Exercise instructions | Continue the review of long-term prognosis in cardiac syndrome X, starting after its list of inclusion criteria for eligible studies.

Source document |
--

Long-term prognosis of patients with cardiac syndrome X: a review

Auteurs: I. A. C. Vermeltfoort, G. J. J. Teule, A. B. van Dijk, H. J. Muntinga, P. G. H. M. Raijmakers

Gepubliceerd in: Netherlands Heart Journal | Uitgave 9/2012

Abstract

Aims

Follow-up studies of patients with cardiac syndrome X (CSX) generally report good prognosis. However, some recent studies report an adverse outcome for women.

Methods and results

Structured literature search and meta-analysis for studies regarding prognosis of cardiac syndrome X patients. We identified 85 studies, ultimately selecting 16 for inclusion. Meta-analysis yielded a pooled major cardiac event percentage of 1.5% per 5 years and a pooled vascular event percentage of 4.8% per 5 years (n = 16 studies, n = 1694 patients). Fourteen studies reported upon the recurrence rate of angina pectoris: the pooled percentage of angina recurrence was 55% (n = 1336 patients).

Conclusion

The present review of recent archival literature demonstrates an overall major cardiac event rate of 1.5% per 5 years. Although this is an excellent prognosis for CSX patients, the quality of life is impaired because of the high recurrence rate of angina pectoris (55%).

Introduction

Cardiac syndrome X (CSX) is the syndrome of angina pectoris during a positive stress test despite a normal coronary arteriogram. CSX is an important clinical entity [1‐19]. About 3–11% of patients undergoing coronary angiography because of typical chest pain have normal coronary arteries and qualify for the definition of CSX [19].

Follow-up studies of patients with CSX generally report good prognosis [7, 9]. However, a recent study reported an adverse cardiovascular outcome for women with chest pain and normal coronary arteries [6].

Therefore, the present paper reviews the recent literature on CSX to discuss in detail the long-term prognosis.

Methods of identifying and selecting the literature

A review and meta-analysis of the literature was conducted with a comprehensive search of the PubMed database to identify clinical studies on CSX that considered prognosis. The prognosis of CSX patients was derived from the cardiac event rate per year for each study and the recurrence rate of angina (when included in the studies).

Studies were eligible for review if they met the following standardised inclusion criteria [20‐22]: Full-length articles; studies including CSX or patients with angina and normal coronary arteries; minimum number of 10 patients; studies presenting follow-up data of more than 2 years; and publication dates between April 1985 and February 2010.

--

Supplied entries |
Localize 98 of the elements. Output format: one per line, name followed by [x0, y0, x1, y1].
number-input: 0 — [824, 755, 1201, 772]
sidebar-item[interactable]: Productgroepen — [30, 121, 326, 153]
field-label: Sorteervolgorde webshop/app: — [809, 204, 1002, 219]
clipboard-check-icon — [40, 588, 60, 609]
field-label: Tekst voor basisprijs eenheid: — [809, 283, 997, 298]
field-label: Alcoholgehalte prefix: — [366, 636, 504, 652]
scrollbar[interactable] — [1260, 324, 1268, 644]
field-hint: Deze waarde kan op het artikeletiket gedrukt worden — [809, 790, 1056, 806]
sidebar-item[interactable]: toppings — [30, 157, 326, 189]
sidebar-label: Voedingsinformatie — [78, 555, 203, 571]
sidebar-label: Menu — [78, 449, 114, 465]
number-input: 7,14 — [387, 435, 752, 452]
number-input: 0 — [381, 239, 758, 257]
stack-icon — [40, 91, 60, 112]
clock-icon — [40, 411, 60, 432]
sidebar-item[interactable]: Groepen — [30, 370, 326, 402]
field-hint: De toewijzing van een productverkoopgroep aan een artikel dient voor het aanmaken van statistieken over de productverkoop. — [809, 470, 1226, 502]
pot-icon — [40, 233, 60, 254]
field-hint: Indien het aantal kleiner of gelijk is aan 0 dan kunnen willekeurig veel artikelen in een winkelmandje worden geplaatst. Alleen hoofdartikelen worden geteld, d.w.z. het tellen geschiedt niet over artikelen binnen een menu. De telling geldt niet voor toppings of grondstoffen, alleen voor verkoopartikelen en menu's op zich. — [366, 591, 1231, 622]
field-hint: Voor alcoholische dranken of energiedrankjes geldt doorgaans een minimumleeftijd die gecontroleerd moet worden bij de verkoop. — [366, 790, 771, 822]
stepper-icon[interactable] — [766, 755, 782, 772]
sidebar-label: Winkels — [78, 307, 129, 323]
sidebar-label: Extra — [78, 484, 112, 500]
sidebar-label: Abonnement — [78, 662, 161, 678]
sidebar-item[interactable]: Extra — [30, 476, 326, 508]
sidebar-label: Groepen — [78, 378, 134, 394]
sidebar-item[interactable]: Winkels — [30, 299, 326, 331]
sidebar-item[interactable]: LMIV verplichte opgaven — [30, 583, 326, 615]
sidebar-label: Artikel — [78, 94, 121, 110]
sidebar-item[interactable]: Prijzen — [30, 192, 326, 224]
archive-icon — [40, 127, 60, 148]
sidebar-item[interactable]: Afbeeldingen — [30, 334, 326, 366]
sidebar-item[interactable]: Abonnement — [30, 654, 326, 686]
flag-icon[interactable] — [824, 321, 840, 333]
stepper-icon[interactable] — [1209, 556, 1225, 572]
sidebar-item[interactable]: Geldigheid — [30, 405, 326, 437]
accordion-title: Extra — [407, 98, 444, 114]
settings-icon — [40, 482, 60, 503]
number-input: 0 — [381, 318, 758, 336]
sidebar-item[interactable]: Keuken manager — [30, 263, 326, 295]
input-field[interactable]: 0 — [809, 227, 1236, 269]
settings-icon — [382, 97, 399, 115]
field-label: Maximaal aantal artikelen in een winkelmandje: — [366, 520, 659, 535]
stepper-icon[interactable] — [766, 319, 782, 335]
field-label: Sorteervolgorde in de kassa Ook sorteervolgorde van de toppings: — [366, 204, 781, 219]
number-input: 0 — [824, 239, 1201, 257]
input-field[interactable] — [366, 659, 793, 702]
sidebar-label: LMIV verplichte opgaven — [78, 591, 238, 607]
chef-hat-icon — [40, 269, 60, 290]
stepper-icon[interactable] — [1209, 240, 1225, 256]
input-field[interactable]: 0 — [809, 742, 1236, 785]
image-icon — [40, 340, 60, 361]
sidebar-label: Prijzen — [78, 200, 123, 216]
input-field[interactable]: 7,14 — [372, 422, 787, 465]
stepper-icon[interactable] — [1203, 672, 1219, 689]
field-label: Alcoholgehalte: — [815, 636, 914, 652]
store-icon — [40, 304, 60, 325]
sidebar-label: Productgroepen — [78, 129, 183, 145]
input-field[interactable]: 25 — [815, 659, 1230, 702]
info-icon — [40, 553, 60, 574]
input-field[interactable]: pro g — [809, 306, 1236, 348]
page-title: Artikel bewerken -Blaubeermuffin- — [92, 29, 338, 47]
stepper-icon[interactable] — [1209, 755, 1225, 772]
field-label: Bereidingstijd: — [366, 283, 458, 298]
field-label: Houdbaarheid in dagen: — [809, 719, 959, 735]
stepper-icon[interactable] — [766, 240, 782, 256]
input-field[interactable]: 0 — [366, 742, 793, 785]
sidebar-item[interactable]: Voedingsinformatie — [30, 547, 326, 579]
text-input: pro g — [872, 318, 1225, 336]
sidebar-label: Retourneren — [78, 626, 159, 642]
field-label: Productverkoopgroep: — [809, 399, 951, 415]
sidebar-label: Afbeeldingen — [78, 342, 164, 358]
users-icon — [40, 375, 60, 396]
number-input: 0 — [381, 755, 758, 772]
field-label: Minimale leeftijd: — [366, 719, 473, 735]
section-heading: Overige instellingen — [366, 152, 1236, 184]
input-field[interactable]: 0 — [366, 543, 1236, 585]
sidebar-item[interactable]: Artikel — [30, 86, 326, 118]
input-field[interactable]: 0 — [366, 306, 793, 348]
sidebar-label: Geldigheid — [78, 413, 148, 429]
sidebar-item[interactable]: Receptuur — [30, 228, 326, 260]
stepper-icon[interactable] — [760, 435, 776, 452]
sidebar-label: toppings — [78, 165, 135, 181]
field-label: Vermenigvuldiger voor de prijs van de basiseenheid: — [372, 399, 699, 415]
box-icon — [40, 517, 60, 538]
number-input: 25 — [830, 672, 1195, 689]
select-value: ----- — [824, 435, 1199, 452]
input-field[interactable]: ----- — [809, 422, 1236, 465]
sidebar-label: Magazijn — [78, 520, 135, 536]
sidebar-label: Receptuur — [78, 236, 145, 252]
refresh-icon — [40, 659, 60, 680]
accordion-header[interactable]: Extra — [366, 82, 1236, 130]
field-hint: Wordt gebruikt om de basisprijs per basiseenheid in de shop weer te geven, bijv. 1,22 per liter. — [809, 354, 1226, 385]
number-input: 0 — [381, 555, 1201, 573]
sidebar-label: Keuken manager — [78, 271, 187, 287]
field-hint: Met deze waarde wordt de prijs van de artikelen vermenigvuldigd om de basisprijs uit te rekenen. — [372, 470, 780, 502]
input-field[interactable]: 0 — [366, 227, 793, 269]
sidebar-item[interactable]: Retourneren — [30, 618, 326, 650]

--

Result for this exercise |
The criteria for excluding studies were: metabolic syndrome X; studies including patients with near-normal coronary angiography (CAG) results; and studies of patients with myocardial infarction and/or cardiomyopathy were excluded.

In detail, the PubMed database was used to identify papers in which definitions and prognosis for CSX are described via the following terms:

‘((Prognosis or follow up) AND ((((cardiac syndrome x OR (angina pectoris AND normal coronary arteries) OR microvascular angina)) AND (((“microvascular angina”[TIAB] NOT Medline[SB]) OR “microvascular angina”[MeSH Terms] OR cardiac syndrome x[Text Word]))) AND ((“syndrome x”[All] OR (((angina pectoris) OR (chest pain)) AND normal AND (coronary[tw] OR angiogra*[tw])) OR (microvascular angina)))) AND ((Humans[Mesh]) AND (English[lang]) AND (adult[MeSH])))’; with limits set to English language and humans.

The search strategy identified 85 studies from PubMed. These became the source population for this review. The titles were screened for eligibility by one of the reviewers (I.V.), followed by two reviewers (I.V. and P.R.) independently assessing the abstracts by consensus. In this initial screening a total of 23 articles were excluded because of:

(a)

Metabolic syndrome X, myocardial infarction and tako-tsubo cardiomyopathy (14 references).

(b)

Non-performance of coronary angiography (2 references).

(c)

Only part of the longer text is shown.